Copy out the data below word for word, every line unchanged.
↓
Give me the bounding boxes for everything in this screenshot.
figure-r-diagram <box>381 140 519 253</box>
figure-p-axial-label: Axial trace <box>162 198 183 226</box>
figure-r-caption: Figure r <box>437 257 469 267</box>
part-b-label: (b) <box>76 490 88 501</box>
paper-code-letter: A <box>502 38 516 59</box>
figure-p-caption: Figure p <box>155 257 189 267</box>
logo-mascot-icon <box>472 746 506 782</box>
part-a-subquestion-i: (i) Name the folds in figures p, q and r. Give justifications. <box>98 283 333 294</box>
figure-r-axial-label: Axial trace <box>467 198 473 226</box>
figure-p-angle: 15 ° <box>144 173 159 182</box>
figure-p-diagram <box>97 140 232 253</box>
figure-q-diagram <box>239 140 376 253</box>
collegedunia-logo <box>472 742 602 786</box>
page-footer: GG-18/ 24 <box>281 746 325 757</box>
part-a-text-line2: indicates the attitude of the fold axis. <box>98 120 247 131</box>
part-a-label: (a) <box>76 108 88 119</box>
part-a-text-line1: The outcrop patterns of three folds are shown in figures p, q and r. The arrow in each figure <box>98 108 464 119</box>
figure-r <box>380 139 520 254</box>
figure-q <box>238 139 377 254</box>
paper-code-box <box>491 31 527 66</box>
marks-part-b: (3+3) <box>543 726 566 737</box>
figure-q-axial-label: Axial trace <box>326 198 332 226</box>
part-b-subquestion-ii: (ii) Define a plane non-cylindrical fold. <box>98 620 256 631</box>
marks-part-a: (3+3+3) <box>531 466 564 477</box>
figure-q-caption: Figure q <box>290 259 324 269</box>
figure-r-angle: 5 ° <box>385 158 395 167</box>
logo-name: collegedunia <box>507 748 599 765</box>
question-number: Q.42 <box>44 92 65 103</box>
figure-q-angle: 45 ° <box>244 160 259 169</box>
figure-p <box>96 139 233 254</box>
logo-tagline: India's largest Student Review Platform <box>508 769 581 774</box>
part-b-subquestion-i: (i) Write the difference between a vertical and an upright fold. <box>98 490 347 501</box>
↑
Correct result:
Give me the bounding boxes for everything in this screenshot.
figure-r-diagram <box>381 140 519 253</box>
figure-p-axial-label: Axial trace <box>162 198 183 226</box>
figure-r-caption: Figure r <box>437 257 469 267</box>
part-b-label: (b) <box>76 490 88 501</box>
paper-code-letter: A <box>502 38 516 59</box>
figure-p-caption: Figure p <box>155 257 189 267</box>
logo-mascot-icon <box>472 746 506 782</box>
part-a-subquestion-i: (i) Name the folds in figures p, q and r. Give justifications. <box>98 283 333 294</box>
figure-r-axial-label: Axial trace <box>467 198 473 226</box>
figure-p-angle: 15 ° <box>144 173 159 182</box>
figure-p-diagram <box>97 140 232 253</box>
figure-q-diagram <box>239 140 376 253</box>
collegedunia-logo <box>472 742 602 786</box>
page-footer: GG-18/ 24 <box>281 746 325 757</box>
part-a-text-line2: indicates the attitude of the fold axis. <box>98 120 247 131</box>
part-a-label: (a) <box>76 108 88 119</box>
part-a-text-line1: The outcrop patterns of three folds are shown in figures p, q and r. The arrow in each figure <box>98 108 464 119</box>
figure-r <box>380 139 520 254</box>
figure-q <box>238 139 377 254</box>
paper-code-box <box>491 31 527 66</box>
marks-part-b: (3+3) <box>543 726 566 737</box>
figure-q-axial-label: Axial trace <box>326 198 332 226</box>
part-b-subquestion-ii: (ii) Define a plane non-cylindrical fold. <box>98 620 256 631</box>
marks-part-a: (3+3+3) <box>531 466 564 477</box>
figure-q-caption: Figure q <box>290 259 324 269</box>
figure-r-angle: 5 ° <box>385 158 395 167</box>
logo-name: collegedunia <box>507 748 599 765</box>
question-number: Q.42 <box>44 92 65 103</box>
figure-q-angle: 45 ° <box>244 160 259 169</box>
figure-p <box>96 139 233 254</box>
logo-tagline: India's largest Student Review Platform <box>508 769 581 774</box>
part-b-subquestion-i: (i) Write the difference between a vertical and an upright fold. <box>98 490 347 501</box>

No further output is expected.